→ **PROBLEM REQUIREMENTS**:
Give the number of lines in the data that hold the word "Matches", and nothing else.

→ **PROVIDED DATA**:
※ ※ ※

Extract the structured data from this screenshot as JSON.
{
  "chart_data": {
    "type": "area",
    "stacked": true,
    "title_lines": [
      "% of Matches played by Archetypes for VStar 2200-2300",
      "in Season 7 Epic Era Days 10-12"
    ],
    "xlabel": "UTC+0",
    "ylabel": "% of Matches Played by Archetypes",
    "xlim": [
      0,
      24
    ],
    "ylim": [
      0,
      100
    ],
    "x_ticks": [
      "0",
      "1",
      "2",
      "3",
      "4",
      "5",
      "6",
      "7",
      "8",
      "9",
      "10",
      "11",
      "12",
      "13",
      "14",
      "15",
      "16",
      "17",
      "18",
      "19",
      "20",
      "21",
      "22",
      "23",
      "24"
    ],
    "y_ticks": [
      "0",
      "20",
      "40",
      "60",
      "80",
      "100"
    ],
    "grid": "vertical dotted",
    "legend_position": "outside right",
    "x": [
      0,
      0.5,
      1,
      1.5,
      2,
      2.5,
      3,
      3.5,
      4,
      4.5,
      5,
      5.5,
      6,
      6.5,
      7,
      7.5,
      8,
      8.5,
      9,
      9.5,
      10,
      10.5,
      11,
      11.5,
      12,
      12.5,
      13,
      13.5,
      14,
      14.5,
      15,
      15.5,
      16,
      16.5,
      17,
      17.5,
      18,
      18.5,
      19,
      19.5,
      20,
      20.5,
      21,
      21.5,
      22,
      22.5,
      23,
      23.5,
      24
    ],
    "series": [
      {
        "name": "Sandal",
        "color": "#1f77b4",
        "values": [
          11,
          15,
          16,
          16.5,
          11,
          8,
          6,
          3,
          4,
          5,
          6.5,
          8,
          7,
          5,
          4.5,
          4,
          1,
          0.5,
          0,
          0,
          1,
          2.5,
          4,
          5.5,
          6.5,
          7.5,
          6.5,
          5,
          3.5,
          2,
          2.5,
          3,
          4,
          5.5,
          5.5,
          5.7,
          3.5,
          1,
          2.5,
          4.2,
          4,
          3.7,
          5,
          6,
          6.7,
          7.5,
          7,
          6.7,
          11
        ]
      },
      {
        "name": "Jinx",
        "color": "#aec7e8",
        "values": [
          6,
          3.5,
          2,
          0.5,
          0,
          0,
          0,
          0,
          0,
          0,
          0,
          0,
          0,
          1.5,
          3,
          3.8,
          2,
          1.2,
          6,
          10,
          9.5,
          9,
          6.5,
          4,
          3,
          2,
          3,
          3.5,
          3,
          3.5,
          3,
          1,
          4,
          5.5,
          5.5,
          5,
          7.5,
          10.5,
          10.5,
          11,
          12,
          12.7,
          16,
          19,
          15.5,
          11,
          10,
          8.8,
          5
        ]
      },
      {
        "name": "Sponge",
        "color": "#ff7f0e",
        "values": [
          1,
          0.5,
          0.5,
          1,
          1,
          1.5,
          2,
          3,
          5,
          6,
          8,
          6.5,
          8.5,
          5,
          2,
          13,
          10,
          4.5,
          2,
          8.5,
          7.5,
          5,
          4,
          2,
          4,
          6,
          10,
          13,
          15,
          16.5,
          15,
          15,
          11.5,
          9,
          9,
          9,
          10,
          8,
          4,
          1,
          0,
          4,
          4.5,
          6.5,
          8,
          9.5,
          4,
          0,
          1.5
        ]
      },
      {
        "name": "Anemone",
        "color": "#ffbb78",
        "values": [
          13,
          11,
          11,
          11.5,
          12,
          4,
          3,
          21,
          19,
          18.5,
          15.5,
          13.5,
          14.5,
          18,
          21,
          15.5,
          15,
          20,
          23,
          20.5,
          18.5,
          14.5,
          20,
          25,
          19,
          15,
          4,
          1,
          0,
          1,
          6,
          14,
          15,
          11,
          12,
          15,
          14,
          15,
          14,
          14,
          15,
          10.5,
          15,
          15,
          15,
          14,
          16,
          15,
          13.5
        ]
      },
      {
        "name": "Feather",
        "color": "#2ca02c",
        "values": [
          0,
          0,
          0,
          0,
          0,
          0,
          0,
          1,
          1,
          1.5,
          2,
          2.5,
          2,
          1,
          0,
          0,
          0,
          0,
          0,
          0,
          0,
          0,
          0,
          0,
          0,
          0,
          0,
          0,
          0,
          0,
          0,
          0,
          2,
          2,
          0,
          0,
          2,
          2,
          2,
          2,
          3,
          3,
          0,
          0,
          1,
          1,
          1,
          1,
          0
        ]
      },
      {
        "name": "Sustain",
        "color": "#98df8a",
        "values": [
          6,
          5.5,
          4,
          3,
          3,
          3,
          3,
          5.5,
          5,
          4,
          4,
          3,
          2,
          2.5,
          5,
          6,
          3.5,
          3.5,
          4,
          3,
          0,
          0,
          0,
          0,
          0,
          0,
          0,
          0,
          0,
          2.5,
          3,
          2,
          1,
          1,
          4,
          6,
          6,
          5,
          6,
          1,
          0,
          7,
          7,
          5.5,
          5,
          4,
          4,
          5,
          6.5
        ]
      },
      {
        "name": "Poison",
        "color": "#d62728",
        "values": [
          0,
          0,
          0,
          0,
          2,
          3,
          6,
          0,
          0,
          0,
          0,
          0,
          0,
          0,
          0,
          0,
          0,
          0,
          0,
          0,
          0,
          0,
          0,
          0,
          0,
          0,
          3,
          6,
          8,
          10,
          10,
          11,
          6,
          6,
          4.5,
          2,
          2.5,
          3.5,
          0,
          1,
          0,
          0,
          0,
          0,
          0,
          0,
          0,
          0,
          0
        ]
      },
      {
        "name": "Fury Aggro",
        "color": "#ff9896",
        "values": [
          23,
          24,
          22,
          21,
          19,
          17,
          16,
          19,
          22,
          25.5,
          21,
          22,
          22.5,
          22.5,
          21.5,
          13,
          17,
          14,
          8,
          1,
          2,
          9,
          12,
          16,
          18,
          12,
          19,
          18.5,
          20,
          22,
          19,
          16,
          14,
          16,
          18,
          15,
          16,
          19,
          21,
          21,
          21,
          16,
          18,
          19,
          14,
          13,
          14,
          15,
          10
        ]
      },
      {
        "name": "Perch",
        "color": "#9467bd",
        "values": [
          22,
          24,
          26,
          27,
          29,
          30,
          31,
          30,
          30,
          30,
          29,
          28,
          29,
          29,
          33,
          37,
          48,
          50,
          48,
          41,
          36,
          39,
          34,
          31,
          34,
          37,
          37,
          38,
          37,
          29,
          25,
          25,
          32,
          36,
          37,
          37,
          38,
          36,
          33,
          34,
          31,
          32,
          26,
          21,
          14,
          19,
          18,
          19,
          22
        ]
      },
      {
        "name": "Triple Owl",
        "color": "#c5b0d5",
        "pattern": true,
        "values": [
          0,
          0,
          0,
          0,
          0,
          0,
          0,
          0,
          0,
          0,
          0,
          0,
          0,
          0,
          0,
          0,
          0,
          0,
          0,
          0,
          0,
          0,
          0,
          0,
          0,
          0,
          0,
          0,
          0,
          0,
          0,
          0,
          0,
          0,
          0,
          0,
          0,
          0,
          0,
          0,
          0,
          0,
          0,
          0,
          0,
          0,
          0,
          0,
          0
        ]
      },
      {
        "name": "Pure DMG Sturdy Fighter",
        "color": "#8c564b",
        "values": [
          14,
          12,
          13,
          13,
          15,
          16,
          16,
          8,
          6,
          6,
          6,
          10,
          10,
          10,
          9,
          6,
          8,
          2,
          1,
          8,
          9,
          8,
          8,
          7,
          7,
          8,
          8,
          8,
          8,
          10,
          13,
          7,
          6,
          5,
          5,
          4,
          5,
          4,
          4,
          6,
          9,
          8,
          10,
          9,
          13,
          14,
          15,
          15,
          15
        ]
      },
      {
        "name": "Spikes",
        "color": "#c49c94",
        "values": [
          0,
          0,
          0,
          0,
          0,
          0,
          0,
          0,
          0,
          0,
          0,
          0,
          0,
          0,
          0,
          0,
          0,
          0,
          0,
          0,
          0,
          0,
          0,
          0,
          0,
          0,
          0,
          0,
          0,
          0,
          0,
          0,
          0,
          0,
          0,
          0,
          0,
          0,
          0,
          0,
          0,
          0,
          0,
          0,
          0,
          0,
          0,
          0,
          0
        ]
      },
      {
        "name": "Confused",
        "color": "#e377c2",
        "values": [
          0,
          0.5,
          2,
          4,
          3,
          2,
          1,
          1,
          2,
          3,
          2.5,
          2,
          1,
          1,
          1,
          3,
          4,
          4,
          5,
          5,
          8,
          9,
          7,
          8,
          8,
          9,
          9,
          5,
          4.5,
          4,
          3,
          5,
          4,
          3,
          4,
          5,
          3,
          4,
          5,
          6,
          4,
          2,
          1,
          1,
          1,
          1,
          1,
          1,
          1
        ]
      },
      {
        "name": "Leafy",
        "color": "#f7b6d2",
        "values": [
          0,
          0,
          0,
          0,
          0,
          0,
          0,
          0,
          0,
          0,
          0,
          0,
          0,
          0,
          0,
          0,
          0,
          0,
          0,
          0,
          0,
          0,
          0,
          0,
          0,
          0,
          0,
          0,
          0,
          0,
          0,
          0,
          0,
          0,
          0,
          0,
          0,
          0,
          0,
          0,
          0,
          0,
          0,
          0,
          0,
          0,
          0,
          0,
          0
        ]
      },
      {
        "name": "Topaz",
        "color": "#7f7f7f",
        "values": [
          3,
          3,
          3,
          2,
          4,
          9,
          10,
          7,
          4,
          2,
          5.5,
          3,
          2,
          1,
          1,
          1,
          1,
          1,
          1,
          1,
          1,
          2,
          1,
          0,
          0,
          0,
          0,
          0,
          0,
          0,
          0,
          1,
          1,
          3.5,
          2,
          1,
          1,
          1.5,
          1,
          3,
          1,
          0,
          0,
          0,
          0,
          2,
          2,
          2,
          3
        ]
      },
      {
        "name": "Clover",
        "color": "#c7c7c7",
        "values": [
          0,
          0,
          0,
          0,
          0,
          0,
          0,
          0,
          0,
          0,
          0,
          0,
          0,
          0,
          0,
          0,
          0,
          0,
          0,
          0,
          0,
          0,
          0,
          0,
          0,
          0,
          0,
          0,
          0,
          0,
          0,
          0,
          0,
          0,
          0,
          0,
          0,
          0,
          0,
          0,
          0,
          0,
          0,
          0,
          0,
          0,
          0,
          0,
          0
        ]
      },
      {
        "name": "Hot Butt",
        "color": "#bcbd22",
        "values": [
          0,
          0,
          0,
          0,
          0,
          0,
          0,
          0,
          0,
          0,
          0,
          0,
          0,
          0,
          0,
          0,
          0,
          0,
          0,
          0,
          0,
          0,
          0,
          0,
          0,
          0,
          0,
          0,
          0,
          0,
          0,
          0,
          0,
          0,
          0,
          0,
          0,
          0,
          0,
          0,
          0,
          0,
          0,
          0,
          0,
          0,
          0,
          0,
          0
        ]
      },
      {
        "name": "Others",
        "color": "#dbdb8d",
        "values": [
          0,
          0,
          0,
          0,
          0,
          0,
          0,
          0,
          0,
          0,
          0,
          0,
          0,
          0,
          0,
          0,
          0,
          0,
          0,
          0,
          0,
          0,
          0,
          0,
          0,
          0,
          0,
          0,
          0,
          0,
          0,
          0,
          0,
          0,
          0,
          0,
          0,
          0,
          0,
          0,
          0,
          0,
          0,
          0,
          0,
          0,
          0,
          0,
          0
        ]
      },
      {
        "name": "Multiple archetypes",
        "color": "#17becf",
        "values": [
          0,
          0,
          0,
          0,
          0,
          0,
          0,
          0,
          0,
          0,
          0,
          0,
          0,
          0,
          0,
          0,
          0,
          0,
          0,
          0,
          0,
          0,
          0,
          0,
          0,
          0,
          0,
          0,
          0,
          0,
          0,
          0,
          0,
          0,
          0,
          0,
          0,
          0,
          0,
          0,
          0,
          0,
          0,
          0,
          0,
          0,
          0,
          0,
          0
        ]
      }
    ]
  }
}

※ ※ ※

→ **TASK RESPONSE**:
2